▶ **TASK DIRECTIONS**
Output all lines exactly, with nothing added or dropped.

Dataset entries
>> START
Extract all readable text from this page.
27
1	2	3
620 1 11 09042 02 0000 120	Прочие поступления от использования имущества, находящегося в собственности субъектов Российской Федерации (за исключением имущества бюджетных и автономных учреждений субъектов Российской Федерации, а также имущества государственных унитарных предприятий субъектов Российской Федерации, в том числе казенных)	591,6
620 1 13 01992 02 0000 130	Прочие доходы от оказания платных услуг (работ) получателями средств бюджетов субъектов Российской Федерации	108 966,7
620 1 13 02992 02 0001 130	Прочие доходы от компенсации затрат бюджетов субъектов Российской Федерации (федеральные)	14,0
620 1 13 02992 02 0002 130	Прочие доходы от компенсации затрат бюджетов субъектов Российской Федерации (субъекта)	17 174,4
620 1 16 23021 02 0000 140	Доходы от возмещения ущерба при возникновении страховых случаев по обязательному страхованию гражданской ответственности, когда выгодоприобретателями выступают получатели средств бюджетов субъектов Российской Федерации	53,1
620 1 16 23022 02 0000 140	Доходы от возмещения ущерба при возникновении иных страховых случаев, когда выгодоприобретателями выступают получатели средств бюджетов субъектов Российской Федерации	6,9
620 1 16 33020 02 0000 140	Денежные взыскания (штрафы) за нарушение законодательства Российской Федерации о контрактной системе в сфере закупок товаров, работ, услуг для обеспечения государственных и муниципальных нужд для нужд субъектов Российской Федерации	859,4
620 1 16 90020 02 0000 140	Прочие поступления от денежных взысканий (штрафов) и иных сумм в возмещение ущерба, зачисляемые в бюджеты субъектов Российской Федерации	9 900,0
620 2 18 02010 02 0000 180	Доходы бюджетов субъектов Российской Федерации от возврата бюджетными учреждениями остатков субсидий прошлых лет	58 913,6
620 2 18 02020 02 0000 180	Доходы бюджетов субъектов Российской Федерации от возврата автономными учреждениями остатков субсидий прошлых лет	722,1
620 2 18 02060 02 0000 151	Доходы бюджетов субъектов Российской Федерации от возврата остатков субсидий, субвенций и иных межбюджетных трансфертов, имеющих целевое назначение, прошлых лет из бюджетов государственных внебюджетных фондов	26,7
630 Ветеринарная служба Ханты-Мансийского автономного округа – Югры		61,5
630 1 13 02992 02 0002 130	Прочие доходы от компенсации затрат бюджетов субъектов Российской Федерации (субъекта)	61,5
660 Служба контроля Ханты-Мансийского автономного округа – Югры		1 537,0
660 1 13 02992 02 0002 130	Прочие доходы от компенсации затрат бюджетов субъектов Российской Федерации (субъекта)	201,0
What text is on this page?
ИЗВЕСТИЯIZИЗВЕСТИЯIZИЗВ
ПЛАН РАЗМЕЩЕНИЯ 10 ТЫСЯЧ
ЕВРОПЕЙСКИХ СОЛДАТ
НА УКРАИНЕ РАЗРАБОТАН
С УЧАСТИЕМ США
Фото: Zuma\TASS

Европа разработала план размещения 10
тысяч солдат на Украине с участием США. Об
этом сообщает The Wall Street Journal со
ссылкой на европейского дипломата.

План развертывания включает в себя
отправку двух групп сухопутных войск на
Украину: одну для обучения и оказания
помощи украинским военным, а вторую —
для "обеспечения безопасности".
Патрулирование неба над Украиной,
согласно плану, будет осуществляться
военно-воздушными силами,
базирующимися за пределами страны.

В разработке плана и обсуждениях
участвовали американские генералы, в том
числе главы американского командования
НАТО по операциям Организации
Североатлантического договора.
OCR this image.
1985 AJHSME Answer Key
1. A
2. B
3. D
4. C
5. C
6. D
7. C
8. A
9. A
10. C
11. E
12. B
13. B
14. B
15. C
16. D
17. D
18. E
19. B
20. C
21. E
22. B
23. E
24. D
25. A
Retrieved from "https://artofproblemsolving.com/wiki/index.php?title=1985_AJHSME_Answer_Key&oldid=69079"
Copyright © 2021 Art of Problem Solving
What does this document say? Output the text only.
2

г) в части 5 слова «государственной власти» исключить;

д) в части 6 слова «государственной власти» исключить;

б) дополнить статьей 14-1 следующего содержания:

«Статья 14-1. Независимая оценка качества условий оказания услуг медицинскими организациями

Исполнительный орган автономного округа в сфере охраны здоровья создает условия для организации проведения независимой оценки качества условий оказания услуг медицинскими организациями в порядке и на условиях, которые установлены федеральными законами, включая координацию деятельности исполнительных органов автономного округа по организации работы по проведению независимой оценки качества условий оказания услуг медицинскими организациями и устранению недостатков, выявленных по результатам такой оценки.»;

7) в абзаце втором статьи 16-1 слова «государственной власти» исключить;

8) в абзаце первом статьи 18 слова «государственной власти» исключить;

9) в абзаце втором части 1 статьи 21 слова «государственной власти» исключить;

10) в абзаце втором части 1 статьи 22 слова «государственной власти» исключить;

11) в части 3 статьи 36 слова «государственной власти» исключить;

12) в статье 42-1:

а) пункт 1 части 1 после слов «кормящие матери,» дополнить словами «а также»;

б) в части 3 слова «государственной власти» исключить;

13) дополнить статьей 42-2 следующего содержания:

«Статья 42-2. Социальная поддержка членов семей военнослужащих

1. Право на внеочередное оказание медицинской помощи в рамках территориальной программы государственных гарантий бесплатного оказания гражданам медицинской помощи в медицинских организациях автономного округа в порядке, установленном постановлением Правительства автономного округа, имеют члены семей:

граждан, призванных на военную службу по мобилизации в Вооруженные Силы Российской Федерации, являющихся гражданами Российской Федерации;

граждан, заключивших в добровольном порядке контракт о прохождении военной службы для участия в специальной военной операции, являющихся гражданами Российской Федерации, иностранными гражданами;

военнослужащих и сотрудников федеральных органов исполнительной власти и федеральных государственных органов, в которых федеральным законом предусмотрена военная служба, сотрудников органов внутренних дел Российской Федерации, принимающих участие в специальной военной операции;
>> END
▶ **WRITTEN ANSWER**
Extract all readable text from this page.
27
1	2	3
620 1 11 09042 02 0000 120	Прочие поступления от использования имущества, находящегося в собственности субъектов Российской Федерации (за исключением имущества бюджетных и автономных учреждений субъектов Российской Федерации, а также имущества государственных унитарных предприятий субъектов Российской Федерации, в том числе казенных)	591,6
620 1 13 01992 02 0000 130	Прочие доходы от оказания платных услуг (работ) получателями средств бюджетов субъектов Российской Федерации	108 966,7
620 1 13 02992 02 0001 130	Прочие доходы от компенсации затрат бюджетов субъектов Российской Федерации (федеральные)	14,0
620 1 13 02992 02 0002 130	Прочие доходы от компенсации затрат бюджетов субъектов Российской Федерации (субъекта)	17 174,4
620 1 16 23021 02 0000 140	Доходы от возмещения ущерба при возникновении страховых случаев по обязательному страхованию гражданской ответственности, когда выгодоприобретателями выступают получатели средств бюджетов субъектов Российской Федерации	53,1
620 1 16 23022 02 0000 140	Доходы от возмещения ущерба при возникновении иных страховых случаев, когда выгодоприобретателями выступают получатели средств бюджетов субъектов Российской Федерации	6,9
620 1 16 33020 02 0000 140	Денежные взыскания (штрафы) за нарушение законодательства Российской Федерации о контрактной системе в сфере закупок товаров, работ, услуг для обеспечения государственных и муниципальных нужд для нужд субъектов Российской Федерации	859,4
620 1 16 90020 02 0000 140	Прочие поступления от денежных взысканий (штрафов) и иных сумм в возмещение ущерба, зачисляемые в бюджеты субъектов Российской Федерации	9 900,0
620 2 18 02010 02 0000 180	Доходы бюджетов субъектов Российской Федерации от возврата бюджетными учреждениями остатков субсидий прошлых лет	58 913,6
620 2 18 02020 02 0000 180	Доходы бюджетов субъектов Российской Федерации от возврата автономными учреждениями остатков субсидий прошлых лет	722,1
620 2 18 02060 02 0000 151	Доходы бюджетов субъектов Российской Федерации от возврата остатков субсидий, субвенций и иных межбюджетных трансфертов, имеющих целевое назначение, прошлых лет из бюджетов государственных внебюджетных фондов	26,7
630 Ветеринарная служба Ханты-Мансийского автономного округа – Югры		61,5
630 1 13 02992 02 0002 130	Прочие доходы от компенсации затрат бюджетов субъектов Российской Федерации (субъекта)	61,5
660 Служба контроля Ханты-Мансийского автономного округа – Югры		1 537,0
660 1 13 02992 02 0002 130	Прочие доходы от компенсации затрат бюджетов субъектов Российской Федерации (субъекта)	201,0
What text is on this page?
ИЗВЕСТИЯIZИЗВЕСТИЯIZИЗВ
ПЛАН РАЗМЕЩЕНИЯ 10 ТЫСЯЧ
ЕВРОПЕЙСКИХ СОЛДАТ
НА УКРАИНЕ РАЗРАБОТАН
С УЧАСТИЕМ США
Фото: Zuma\TASS

Европа разработала план размещения 10
тысяч солдат на Украине с участием США. Об
этом сообщает The Wall Street Journal со
ссылкой на европейского дипломата.

План развертывания включает в себя
отправку двух групп сухопутных войск на
Украину: одну для обучения и оказания
помощи украинским военным, а вторую —
для "обеспечения безопасности".
Патрулирование неба над Украиной,
согласно плану, будет осуществляться
военно-воздушными силами,
базирующимися за пределами страны.

В разработке плана и обсуждениях
участвовали американские генералы, в том
числе главы американского командования
НАТО по операциям Организации
Североатлантического договора.
OCR this image.
1985 AJHSME Answer Key
1. A
2. B
3. D
4. C
5. C
6. D
7. C
8. A
9. A
10. C
11. E
12. B
13. B
14. B
15. C
16. D
17. D
18. E
19. B
20. C
21. E
22. B
23. E
24. D
25. A
Retrieved from "https://artofproblemsolving.com/wiki/index.php?title=1985_AJHSME_Answer_Key&oldid=69079"
Copyright © 2021 Art of Problem Solving
What does this document say? Output the text only.
2

г) в части 5 слова «государственной власти» исключить;

д) в части 6 слова «государственной власти» исключить;

б) дополнить статьей 14-1 следующего содержания:

«Статья 14-1. Независимая оценка качества условий оказания услуг медицинскими организациями

Исполнительный орган автономного округа в сфере охраны здоровья создает условия для организации проведения независимой оценки качества условий оказания услуг медицинскими организациями в порядке и на условиях, которые установлены федеральными законами, включая координацию деятельности исполнительных органов автономного округа по организации работы по проведению независимой оценки качества условий оказания услуг медицинскими организациями и устранению недостатков, выявленных по результатам такой оценки.»;

7) в абзаце втором статьи 16-1 слова «государственной власти» исключить;

8) в абзаце первом статьи 18 слова «государственной власти» исключить;

9) в абзаце втором части 1 статьи 21 слова «государственной власти» исключить;

10) в абзаце втором части 1 статьи 22 слова «государственной власти» исключить;

11) в части 3 статьи 36 слова «государственной власти» исключить;

12) в статье 42-1:

а) пункт 1 части 1 после слов «кормящие матери,» дополнить словами «а также»;

б) в части 3 слова «государственной власти» исключить;

13) дополнить статьей 42-2 следующего содержания:

«Статья 42-2. Социальная поддержка членов семей военнослужащих

1. Право на внеочередное оказание медицинской помощи в рамках территориальной программы государственных гарантий бесплатного оказания гражданам медицинской помощи в медицинских организациях автономного округа в порядке, установленном постановлением Правительства автономного округа, имеют члены семей:

граждан, призванных на военную службу по мобилизации в Вооруженные Силы Российской Федерации, являющихся гражданами Российской Федерации;

граждан, заключивших в добровольном порядке контракт о прохождении военной службы для участия в специальной военной операции, являющихся гражданами Российской Федерации, иностранными гражданами;

военнослужащих и сотрудников федеральных органов исполнительной власти и федеральных государственных органов, в которых федеральным законом предусмотрена военная служба, сотрудников органов внутренних дел Российской Федерации, принимающих участие в специальной военной операции;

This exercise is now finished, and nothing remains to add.